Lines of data

--------------------------------

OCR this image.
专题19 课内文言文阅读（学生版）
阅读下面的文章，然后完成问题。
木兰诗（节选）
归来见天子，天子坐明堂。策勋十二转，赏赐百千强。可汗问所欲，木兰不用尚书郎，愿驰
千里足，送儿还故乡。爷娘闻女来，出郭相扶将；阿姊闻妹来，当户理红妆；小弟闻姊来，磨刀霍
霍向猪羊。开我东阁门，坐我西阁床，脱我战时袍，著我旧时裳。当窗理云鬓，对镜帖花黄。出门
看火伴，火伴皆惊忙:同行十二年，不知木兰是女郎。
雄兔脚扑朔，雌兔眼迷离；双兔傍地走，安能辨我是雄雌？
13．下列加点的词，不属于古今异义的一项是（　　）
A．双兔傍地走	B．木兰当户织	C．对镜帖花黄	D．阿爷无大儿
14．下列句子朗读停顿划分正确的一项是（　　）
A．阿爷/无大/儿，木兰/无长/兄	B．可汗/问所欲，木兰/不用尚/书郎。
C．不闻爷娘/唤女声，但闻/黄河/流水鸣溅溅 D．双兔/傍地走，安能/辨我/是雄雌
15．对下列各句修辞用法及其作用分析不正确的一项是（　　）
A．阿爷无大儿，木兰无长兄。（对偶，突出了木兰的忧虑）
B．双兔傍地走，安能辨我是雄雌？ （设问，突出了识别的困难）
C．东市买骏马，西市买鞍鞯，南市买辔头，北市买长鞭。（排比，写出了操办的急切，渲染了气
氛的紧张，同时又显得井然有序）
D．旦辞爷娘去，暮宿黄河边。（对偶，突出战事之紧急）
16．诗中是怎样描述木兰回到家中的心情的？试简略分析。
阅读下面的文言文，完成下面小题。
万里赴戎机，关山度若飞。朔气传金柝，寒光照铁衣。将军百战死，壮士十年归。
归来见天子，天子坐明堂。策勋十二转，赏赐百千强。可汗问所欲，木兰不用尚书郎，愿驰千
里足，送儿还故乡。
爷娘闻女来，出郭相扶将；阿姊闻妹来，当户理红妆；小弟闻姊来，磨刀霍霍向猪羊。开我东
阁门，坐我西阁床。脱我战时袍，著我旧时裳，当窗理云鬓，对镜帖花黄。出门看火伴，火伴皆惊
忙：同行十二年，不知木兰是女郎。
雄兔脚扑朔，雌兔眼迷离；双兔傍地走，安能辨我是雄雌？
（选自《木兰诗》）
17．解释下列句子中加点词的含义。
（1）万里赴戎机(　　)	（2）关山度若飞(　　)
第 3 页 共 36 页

--------------------------------

— Problem —
Show the lines of the data that hold the word "同行十二年".

— Response —
看火伴，火伴皆惊忙:同行十二年，不知木兰是女郎。
忙：同行十二年，不知木兰是女郎。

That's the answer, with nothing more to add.